> [Problem to solve] Without the images, print all the entries below exactly as given.

> [Exercise data]
------

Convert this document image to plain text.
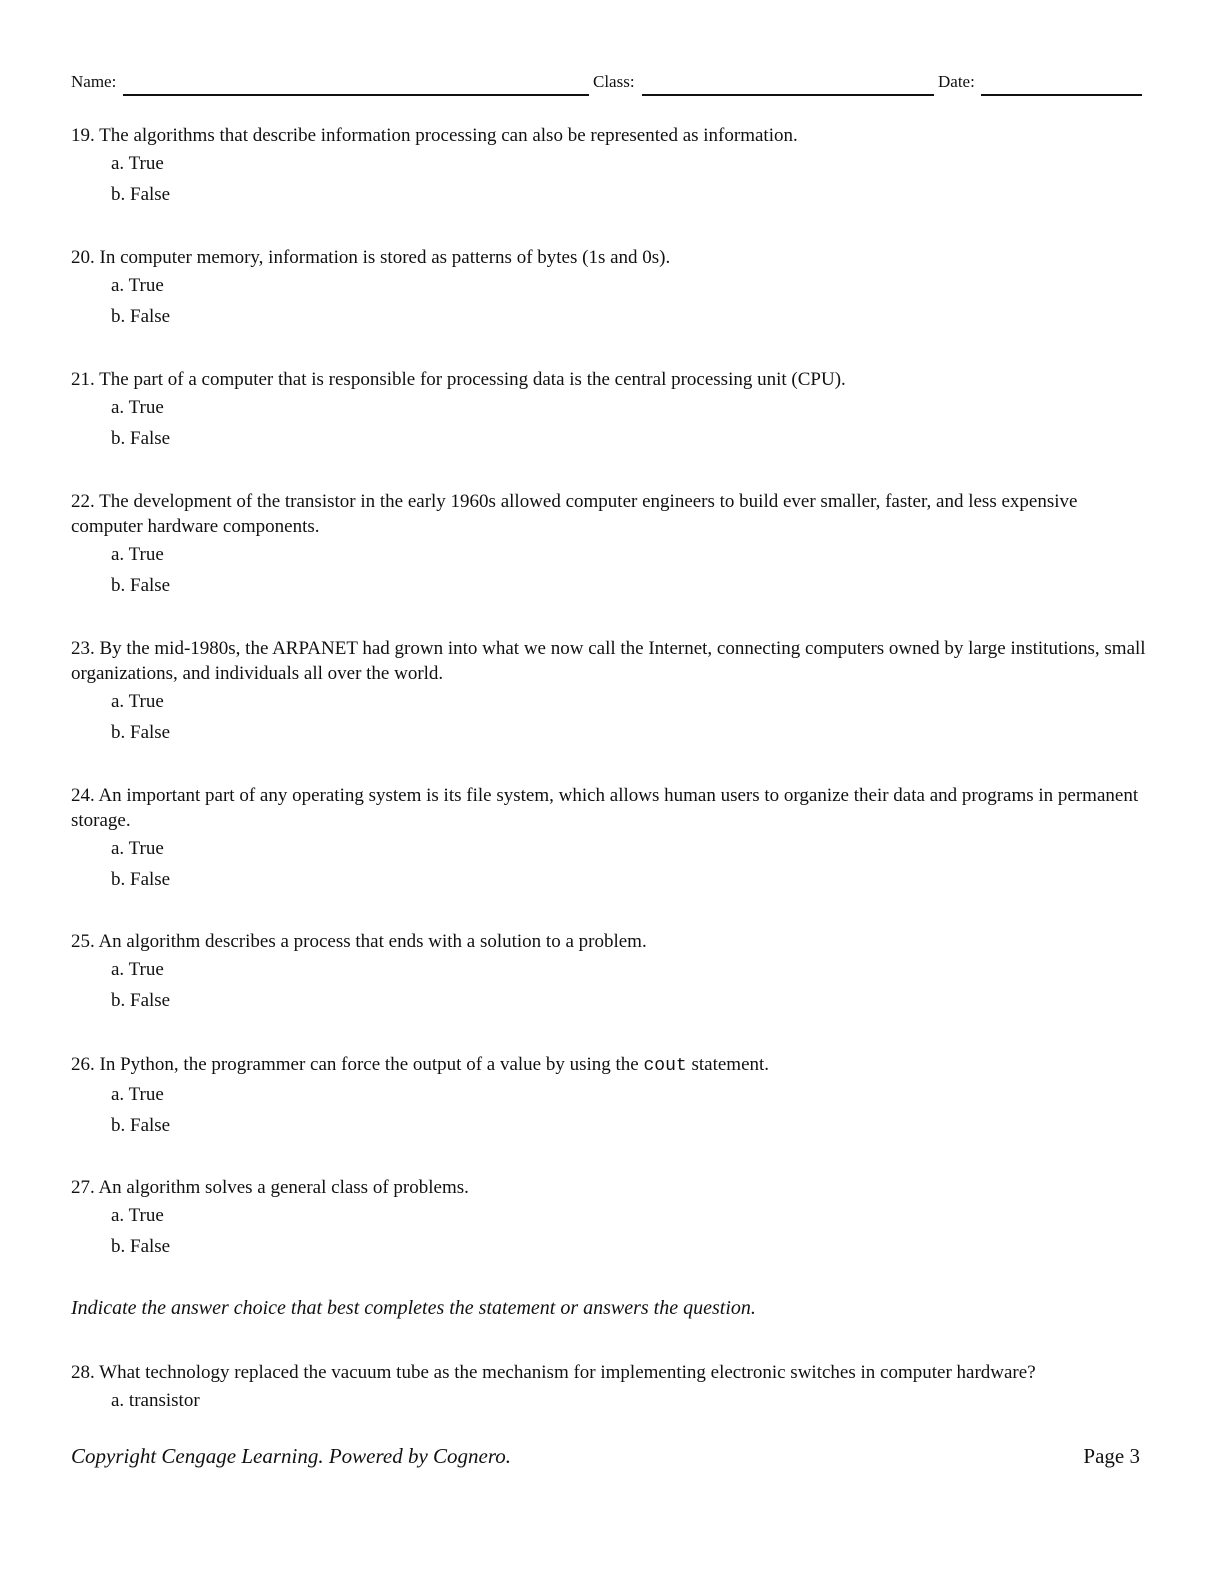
Name:	Class:	Date:

19. The algorithms that describe information processing can also be represented as information.

a. True
b. False

20. In computer memory, information is stored as patterns of bytes (1s and 0s).

a. True
b. False

21. The part of a computer that is responsible for processing data is the central processing unit (CPU).

a. True
b. False

22. The development of the transistor in the early 1960s allowed computer engineers to build ever smaller, faster, and less expensive computer hardware components.

a. True
b. False

23. By the mid-1980s, the ARPANET had grown into what we now call the Internet, connecting computers owned by large institutions, small organizations, and individuals all over the world.

a. True
b. False

24. An important part of any operating system is its file system, which allows human users to organize their data and programs in permanent storage.

a. True
b. False

25. An algorithm describes a process that ends with a solution to a problem.

a. True
b. False

26. In Python, the programmer can force the output of a value by using the cout statement.

a. True
b. False

27. An algorithm solves a general class of problems.

a. True
b. False
Indicate the answer choice that best completes the statement or answers the question.

28. What technology replaced the vacuum tube as the mechanism for implementing electronic switches in computer hardware?

a. transistor
Copyright Cengage Learning. Powered by Cognero.	Page 3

------

> [Solved problem]
Convert this document image to plain text.
Name:	Class:	Date:

19. The algorithms that describe information processing can also be represented as information.

a. True
b. False

20. In computer memory, information is stored as patterns of bytes (1s and 0s).

a. True
b. False

21. The part of a computer that is responsible for processing data is the central processing unit (CPU).

a. True
b. False

22. The development of the transistor in the early 1960s allowed computer engineers to build ever smaller, faster, and less expensive computer hardware components.

a. True
b. False

23. By the mid-1980s, the ARPANET had grown into what we now call the Internet, connecting computers owned by large institutions, small organizations, and individuals all over the world.

a. True
b. False

24. An important part of any operating system is its file system, which allows human users to organize their data and programs in permanent storage.

a. True
b. False

25. An algorithm describes a process that ends with a solution to a problem.

a. True
b. False

26. In Python, the programmer can force the output of a value by using the cout statement.

a. True
b. False

27. An algorithm solves a general class of problems.

a. True
b. False
Indicate the answer choice that best completes the statement or answers the question.

28. What technology replaced the vacuum tube as the mechanism for implementing electronic switches in computer hardware?

a. transistor
Copyright Cengage Learning. Powered by Cognero.	Page 3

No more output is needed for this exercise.